▸ **WHAT YOU SHOULD DO**
Narrow the data below down to the lines containing "GANCIO".

::::

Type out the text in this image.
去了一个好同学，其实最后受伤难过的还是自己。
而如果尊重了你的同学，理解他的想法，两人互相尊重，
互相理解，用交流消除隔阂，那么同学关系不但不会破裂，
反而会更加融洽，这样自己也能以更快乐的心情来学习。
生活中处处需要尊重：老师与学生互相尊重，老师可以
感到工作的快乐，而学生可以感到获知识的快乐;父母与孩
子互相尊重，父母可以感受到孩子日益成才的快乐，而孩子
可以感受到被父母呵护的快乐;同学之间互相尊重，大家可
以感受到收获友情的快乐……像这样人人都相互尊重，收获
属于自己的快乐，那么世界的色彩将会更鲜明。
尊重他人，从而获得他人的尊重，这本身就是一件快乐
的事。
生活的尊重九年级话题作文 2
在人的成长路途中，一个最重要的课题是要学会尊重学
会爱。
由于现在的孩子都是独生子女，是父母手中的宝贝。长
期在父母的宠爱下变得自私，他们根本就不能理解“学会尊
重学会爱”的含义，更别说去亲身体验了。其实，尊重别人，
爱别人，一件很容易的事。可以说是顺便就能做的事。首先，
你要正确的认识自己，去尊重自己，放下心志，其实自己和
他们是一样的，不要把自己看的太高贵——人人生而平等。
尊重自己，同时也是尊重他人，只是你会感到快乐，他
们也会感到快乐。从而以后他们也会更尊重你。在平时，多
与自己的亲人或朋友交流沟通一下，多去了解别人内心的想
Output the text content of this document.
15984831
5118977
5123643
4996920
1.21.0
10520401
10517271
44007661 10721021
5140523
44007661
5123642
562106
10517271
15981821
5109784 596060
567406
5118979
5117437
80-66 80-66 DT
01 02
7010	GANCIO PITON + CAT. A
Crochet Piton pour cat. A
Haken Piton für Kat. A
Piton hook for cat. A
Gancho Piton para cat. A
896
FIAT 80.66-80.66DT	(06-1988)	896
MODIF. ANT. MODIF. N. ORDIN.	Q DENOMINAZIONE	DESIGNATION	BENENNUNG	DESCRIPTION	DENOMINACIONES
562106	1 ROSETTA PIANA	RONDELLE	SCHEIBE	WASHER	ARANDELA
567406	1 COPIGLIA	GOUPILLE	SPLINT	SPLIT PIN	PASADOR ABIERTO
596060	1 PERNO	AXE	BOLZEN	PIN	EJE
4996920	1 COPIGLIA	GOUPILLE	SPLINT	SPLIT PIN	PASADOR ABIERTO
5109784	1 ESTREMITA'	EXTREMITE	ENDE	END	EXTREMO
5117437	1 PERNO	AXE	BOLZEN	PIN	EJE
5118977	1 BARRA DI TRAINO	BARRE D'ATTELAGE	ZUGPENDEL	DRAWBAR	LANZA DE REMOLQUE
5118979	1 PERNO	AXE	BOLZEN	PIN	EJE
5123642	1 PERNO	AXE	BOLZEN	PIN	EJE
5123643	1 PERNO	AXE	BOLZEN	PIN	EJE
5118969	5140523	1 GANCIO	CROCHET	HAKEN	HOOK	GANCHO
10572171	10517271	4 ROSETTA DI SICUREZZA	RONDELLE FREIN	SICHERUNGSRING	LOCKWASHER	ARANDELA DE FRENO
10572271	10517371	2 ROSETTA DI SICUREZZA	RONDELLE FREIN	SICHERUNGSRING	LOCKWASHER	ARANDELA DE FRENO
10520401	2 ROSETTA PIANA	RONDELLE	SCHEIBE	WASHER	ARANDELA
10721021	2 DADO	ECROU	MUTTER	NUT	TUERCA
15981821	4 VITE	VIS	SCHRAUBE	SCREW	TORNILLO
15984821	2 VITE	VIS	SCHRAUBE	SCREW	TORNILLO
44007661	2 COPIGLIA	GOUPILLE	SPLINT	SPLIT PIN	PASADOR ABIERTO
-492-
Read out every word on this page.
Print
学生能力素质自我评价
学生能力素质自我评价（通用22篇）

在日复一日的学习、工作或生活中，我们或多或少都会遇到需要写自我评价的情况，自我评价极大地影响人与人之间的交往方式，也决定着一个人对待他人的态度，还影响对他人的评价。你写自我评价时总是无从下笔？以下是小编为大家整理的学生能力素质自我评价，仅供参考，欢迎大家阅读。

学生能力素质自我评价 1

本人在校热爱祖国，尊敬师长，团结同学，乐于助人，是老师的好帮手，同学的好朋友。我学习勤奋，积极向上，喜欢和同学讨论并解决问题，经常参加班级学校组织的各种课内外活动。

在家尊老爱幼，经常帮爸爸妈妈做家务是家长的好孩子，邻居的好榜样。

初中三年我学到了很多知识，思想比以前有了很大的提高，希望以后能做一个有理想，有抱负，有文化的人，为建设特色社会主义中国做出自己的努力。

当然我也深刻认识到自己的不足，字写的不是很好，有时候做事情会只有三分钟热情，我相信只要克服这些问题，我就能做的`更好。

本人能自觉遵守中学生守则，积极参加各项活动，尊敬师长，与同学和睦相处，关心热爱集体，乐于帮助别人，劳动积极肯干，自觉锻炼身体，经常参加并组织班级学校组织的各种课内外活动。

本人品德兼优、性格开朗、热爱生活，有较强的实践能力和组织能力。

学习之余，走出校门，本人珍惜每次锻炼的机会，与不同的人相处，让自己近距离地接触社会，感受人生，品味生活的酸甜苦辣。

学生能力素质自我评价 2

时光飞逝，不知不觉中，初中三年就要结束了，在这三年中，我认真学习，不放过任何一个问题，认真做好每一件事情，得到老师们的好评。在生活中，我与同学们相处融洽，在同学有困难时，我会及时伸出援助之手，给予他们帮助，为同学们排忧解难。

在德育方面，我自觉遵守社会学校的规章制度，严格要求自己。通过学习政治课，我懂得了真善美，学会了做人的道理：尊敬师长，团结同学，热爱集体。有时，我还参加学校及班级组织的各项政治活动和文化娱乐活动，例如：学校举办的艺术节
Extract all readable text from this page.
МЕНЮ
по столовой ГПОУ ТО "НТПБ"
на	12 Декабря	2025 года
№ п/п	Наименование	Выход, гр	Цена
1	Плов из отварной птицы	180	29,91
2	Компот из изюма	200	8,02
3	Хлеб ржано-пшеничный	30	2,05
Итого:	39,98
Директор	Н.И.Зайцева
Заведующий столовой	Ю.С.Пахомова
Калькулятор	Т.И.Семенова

::::

▸ **WRITTEN SOLUTION**
7010	GANCIO PITON + CAT. A
5118969	5140523	1 GANCIO	CROCHET	HAKEN	HOOK	GANCHO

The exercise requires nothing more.